-- WHAT TO WORK ON --
All entries must be extracted exactly, with nothing added or dropped.

-- RECORDED INFORMATION --
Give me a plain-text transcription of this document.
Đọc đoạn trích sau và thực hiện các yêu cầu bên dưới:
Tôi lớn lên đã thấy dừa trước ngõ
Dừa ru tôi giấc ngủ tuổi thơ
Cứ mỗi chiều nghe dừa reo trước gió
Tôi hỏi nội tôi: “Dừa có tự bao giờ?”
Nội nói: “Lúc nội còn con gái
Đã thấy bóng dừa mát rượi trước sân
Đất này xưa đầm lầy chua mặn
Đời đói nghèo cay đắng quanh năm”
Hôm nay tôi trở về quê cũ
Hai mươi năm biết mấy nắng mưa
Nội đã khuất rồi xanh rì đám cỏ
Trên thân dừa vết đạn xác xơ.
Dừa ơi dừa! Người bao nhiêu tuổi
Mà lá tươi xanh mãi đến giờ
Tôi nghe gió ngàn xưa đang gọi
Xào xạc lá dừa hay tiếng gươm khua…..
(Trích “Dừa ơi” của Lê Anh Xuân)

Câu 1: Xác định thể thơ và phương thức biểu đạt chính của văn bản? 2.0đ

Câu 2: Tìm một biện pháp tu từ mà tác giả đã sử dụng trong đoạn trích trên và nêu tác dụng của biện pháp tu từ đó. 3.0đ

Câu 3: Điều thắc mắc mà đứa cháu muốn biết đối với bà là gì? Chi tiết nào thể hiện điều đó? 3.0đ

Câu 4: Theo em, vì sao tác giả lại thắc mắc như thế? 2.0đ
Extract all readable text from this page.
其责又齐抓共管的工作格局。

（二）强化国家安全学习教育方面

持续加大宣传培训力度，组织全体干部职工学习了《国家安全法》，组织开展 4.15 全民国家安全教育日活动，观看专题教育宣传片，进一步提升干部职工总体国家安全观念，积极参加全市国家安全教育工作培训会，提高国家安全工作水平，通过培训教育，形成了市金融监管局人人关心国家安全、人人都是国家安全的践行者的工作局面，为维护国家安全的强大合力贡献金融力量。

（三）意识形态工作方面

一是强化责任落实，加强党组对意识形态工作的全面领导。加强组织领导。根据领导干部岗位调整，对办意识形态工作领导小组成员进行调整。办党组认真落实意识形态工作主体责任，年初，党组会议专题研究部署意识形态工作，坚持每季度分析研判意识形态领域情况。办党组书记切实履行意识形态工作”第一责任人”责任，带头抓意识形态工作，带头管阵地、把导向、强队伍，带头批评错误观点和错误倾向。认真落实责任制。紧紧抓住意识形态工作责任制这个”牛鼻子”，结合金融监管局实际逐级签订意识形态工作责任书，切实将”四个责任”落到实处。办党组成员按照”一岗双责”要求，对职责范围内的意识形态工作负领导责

-- SOLUTION TO THE EXERCISE --
Give me a plain-text transcription of this document.
Đọc đoạn trích sau và thực hiện các yêu cầu bên dưới:
Tôi lớn lên đã thấy dừa trước ngõ
Dừa ru tôi giấc ngủ tuổi thơ
Cứ mỗi chiều nghe dừa reo trước gió
Tôi hỏi nội tôi: “Dừa có tự bao giờ?”
Nội nói: “Lúc nội còn con gái
Đã thấy bóng dừa mát rượi trước sân
Đất này xưa đầm lầy chua mặn
Đời đói nghèo cay đắng quanh năm”
Hôm nay tôi trở về quê cũ
Hai mươi năm biết mấy nắng mưa
Nội đã khuất rồi xanh rì đám cỏ
Trên thân dừa vết đạn xác xơ.
Dừa ơi dừa! Người bao nhiêu tuổi
Mà lá tươi xanh mãi đến giờ
Tôi nghe gió ngàn xưa đang gọi
Xào xạc lá dừa hay tiếng gươm khua…..
(Trích “Dừa ơi” của Lê Anh Xuân)

Câu 1: Xác định thể thơ và phương thức biểu đạt chính của văn bản? 2.0đ

Câu 2: Tìm một biện pháp tu từ mà tác giả đã sử dụng trong đoạn trích trên và nêu tác dụng của biện pháp tu từ đó. 3.0đ

Câu 3: Điều thắc mắc mà đứa cháu muốn biết đối với bà là gì? Chi tiết nào thể hiện điều đó? 3.0đ

Câu 4: Theo em, vì sao tác giả lại thắc mắc như thế? 2.0đ
Extract all readable text from this page.
其责又齐抓共管的工作格局。

（二）强化国家安全学习教育方面

持续加大宣传培训力度，组织全体干部职工学习了《国家安全法》，组织开展 4.15 全民国家安全教育日活动，观看专题教育宣传片，进一步提升干部职工总体国家安全观念，积极参加全市国家安全教育工作培训会，提高国家安全工作水平，通过培训教育，形成了市金融监管局人人关心国家安全、人人都是国家安全的践行者的工作局面，为维护国家安全的强大合力贡献金融力量。

（三）意识形态工作方面

一是强化责任落实，加强党组对意识形态工作的全面领导。加强组织领导。根据领导干部岗位调整，对办意识形态工作领导小组成员进行调整。办党组认真落实意识形态工作主体责任，年初，党组会议专题研究部署意识形态工作，坚持每季度分析研判意识形态领域情况。办党组书记切实履行意识形态工作”第一责任人”责任，带头抓意识形态工作，带头管阵地、把导向、强队伍，带头批评错误观点和错误倾向。认真落实责任制。紧紧抓住意识形态工作责任制这个”牛鼻子”，结合金融监管局实际逐级签订意识形态工作责任书，切实将”四个责任”落到实处。办党组成员按照”一岗双责”要求，对职责范围内的意识形态工作负领导责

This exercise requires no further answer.